▶ STATED PROBLEM: Search the listing below for the string "name" and copy every line where it occurs.

(Figure content listings)

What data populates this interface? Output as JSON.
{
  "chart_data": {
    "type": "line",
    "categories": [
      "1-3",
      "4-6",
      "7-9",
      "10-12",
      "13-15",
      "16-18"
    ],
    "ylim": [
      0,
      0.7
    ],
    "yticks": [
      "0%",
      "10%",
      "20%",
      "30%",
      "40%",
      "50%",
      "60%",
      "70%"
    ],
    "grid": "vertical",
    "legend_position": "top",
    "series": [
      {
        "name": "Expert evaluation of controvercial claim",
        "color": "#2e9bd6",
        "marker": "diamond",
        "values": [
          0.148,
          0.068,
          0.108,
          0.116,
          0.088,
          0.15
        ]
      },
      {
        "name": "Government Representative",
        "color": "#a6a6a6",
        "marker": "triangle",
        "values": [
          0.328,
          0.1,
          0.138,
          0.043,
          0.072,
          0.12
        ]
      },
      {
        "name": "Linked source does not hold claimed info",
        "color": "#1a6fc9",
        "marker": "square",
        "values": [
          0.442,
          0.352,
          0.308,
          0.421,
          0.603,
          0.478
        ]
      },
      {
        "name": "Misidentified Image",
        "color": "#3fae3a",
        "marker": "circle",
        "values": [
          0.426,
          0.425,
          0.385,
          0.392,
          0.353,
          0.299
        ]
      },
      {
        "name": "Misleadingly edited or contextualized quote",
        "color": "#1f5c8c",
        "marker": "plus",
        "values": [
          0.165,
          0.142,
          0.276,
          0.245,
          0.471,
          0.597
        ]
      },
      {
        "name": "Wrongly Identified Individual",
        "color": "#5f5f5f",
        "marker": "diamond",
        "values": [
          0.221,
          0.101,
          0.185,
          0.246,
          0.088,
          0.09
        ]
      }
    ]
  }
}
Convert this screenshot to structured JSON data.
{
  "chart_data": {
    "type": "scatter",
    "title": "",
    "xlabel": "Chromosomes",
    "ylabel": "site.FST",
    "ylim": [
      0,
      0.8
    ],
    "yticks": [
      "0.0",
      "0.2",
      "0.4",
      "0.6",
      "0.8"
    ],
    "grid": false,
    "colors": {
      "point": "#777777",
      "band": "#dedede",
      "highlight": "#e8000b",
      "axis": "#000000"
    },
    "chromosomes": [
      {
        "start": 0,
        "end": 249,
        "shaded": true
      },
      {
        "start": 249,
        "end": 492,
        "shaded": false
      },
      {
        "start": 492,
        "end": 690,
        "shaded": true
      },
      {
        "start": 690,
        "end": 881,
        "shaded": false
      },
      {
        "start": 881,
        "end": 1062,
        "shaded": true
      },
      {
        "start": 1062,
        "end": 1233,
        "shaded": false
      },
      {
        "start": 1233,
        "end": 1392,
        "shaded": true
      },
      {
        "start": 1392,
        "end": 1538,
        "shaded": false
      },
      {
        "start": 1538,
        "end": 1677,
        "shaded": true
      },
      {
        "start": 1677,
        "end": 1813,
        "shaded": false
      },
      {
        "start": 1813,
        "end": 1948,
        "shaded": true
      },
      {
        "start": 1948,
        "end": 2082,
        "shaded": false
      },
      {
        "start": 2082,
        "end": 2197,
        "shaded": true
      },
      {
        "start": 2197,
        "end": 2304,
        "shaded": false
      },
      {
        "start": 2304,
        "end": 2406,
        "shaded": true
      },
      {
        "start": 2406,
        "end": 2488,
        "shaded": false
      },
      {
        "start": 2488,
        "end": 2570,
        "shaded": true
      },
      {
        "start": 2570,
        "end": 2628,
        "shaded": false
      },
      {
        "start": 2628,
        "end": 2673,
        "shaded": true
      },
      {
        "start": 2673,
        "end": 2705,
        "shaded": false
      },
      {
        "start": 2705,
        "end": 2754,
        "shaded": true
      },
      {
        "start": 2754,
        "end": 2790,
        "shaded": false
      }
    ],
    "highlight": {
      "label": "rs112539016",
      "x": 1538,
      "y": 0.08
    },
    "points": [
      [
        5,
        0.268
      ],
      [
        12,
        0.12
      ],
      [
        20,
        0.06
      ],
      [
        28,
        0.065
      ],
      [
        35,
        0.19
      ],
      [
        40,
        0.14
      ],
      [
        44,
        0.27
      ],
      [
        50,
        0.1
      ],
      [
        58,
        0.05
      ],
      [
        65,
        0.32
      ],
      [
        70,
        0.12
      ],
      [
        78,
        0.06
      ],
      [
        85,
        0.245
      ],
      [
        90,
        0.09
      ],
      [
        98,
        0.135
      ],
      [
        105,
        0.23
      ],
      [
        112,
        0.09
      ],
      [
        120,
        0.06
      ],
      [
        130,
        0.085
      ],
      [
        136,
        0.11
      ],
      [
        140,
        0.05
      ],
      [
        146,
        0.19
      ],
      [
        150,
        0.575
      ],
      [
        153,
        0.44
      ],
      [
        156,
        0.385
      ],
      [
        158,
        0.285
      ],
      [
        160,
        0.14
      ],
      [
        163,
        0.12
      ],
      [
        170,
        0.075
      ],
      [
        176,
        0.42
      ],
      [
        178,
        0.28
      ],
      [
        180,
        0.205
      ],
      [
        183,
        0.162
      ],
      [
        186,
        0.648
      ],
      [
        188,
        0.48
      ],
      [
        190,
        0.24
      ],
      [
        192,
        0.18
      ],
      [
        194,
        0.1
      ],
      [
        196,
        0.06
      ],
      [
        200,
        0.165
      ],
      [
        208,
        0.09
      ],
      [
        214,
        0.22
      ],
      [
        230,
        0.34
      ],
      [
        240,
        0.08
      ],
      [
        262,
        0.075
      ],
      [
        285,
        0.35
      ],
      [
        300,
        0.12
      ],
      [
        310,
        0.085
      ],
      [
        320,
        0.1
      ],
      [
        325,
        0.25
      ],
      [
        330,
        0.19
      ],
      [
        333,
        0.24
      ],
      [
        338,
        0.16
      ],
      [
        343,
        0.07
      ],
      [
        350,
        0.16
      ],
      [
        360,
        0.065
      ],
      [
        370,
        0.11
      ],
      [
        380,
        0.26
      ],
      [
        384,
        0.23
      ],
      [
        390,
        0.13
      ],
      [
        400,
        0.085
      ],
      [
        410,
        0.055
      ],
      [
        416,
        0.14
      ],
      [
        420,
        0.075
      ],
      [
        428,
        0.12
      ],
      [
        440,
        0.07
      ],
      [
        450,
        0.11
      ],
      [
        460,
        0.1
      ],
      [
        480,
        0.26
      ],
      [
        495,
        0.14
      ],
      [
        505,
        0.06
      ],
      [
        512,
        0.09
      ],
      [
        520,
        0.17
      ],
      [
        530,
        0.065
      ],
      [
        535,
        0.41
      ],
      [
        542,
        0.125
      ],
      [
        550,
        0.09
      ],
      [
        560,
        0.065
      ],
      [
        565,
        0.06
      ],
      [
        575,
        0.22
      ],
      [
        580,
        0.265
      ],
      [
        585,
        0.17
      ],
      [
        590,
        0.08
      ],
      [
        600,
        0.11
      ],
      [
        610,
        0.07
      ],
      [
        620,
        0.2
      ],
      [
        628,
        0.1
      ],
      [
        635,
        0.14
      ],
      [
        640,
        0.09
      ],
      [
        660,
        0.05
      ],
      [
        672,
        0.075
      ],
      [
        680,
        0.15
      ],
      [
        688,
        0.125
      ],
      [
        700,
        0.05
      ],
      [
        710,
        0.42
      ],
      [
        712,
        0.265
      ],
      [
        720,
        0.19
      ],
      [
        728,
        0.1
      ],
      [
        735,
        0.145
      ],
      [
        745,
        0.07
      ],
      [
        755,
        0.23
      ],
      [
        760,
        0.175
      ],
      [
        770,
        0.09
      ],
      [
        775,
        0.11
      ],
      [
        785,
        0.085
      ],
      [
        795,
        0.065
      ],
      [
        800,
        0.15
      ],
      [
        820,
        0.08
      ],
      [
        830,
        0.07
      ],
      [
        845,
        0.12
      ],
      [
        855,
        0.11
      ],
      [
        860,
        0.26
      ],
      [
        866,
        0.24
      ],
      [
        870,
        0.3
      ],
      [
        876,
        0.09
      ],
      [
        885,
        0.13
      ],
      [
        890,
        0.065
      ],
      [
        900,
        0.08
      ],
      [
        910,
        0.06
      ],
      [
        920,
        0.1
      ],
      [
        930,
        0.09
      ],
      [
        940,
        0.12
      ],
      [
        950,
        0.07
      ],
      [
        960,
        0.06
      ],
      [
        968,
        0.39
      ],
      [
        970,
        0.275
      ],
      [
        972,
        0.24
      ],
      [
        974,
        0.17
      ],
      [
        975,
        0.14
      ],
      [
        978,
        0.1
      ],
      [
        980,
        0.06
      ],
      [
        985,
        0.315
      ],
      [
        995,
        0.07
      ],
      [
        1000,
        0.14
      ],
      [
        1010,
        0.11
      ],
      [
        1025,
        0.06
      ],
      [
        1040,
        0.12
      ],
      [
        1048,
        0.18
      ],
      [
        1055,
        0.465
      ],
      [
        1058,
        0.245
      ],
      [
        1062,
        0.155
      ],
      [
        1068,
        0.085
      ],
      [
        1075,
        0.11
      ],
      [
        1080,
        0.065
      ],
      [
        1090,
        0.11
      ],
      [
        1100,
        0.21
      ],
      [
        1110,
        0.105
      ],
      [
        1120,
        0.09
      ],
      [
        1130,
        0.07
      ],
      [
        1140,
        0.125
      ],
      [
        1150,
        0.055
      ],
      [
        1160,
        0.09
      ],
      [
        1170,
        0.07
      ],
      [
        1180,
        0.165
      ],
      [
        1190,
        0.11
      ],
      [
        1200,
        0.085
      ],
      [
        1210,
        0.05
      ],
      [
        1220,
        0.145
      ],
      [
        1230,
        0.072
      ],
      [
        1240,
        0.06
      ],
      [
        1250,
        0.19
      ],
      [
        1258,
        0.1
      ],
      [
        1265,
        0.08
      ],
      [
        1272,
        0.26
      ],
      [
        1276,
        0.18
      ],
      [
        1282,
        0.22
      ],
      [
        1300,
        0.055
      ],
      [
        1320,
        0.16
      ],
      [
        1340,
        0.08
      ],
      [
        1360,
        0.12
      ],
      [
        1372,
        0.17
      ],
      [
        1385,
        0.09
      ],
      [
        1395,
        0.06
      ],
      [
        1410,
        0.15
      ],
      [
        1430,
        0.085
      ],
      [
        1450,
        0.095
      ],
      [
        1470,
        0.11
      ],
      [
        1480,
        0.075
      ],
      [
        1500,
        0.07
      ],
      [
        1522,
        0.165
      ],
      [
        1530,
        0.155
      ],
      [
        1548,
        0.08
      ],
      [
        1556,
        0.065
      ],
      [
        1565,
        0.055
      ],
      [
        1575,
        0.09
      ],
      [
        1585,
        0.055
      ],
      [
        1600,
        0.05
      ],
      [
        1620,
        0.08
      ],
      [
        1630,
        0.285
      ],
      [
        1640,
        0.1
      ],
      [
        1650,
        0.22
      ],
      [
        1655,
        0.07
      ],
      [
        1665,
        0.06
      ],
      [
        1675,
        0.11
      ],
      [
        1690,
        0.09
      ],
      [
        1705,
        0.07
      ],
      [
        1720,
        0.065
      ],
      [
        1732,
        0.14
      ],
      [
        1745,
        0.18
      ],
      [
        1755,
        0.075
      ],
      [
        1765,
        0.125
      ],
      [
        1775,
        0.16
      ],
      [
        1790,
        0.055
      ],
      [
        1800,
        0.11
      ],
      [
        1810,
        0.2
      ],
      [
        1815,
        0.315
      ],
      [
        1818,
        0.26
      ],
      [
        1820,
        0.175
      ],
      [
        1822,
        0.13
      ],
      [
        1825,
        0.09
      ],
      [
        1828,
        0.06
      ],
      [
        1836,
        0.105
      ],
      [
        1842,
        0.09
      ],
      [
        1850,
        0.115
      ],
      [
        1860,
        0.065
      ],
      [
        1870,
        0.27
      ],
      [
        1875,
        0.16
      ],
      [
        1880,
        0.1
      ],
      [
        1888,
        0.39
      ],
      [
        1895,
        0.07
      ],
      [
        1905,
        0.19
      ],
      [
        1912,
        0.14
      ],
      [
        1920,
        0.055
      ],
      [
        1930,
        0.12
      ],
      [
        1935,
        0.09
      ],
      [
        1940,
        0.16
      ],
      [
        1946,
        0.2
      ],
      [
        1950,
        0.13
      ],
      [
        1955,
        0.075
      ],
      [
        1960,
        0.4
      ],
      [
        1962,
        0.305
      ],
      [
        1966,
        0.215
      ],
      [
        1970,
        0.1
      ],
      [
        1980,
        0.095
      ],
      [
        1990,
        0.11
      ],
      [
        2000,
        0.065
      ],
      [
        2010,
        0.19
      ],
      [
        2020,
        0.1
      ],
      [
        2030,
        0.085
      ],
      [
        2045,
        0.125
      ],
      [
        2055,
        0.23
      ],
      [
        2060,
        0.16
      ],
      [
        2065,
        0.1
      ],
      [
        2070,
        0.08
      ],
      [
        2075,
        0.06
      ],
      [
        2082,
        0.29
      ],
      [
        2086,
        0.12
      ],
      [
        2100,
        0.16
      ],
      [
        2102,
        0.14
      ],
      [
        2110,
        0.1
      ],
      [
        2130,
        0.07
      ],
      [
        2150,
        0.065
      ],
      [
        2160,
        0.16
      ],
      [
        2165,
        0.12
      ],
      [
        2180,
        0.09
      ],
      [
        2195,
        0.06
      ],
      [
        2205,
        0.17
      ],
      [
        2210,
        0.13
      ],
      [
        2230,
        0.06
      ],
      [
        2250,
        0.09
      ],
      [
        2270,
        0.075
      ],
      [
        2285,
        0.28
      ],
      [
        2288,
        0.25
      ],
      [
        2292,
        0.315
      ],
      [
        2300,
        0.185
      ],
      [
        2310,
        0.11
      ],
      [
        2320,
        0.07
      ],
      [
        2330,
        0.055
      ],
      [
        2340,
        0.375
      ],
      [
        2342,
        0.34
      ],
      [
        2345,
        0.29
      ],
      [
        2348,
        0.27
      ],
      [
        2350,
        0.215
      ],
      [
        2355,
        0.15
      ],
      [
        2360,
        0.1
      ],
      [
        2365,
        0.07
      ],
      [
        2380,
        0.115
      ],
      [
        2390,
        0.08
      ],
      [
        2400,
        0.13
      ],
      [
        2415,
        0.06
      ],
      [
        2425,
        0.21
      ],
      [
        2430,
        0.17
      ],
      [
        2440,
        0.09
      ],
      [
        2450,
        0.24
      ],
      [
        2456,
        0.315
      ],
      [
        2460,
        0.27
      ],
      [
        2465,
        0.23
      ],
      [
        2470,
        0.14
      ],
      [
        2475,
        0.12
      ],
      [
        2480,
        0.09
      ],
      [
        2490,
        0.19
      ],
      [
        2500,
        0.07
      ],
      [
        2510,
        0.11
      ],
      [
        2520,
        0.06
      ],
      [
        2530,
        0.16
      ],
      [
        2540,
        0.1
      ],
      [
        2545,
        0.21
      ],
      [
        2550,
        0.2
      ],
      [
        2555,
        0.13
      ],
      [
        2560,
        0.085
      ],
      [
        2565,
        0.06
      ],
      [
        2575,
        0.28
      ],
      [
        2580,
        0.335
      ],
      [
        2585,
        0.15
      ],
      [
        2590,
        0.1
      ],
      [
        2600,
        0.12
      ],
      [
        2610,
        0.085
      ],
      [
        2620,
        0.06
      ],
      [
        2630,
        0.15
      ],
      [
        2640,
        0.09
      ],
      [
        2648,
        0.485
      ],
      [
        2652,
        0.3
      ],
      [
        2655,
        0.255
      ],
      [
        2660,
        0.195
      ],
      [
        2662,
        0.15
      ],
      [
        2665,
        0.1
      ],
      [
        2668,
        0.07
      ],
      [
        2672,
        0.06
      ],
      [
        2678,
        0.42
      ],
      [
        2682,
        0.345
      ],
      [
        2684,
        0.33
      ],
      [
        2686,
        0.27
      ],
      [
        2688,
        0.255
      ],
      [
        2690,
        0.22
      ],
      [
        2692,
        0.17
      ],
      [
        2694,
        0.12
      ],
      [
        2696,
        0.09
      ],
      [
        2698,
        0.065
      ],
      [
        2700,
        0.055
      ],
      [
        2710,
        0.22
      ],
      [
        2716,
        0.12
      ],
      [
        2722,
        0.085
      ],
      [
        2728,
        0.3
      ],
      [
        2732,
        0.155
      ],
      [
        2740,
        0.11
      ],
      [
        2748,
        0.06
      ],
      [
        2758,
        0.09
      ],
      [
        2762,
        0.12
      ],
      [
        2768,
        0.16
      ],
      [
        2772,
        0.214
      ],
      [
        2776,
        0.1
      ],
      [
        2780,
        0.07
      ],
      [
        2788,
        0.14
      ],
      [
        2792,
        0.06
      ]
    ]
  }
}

▶ OUTPUT BELOW:
        "name": "Expert evaluation of controvercial claim",
        "name": "Government Representative",
        "name": "Linked source does not hold claimed info",
        "name": "Misidentified Image",
        "name": "Misleadingly edited or contextualized quote",
        "name": "Wrongly Identified Individual",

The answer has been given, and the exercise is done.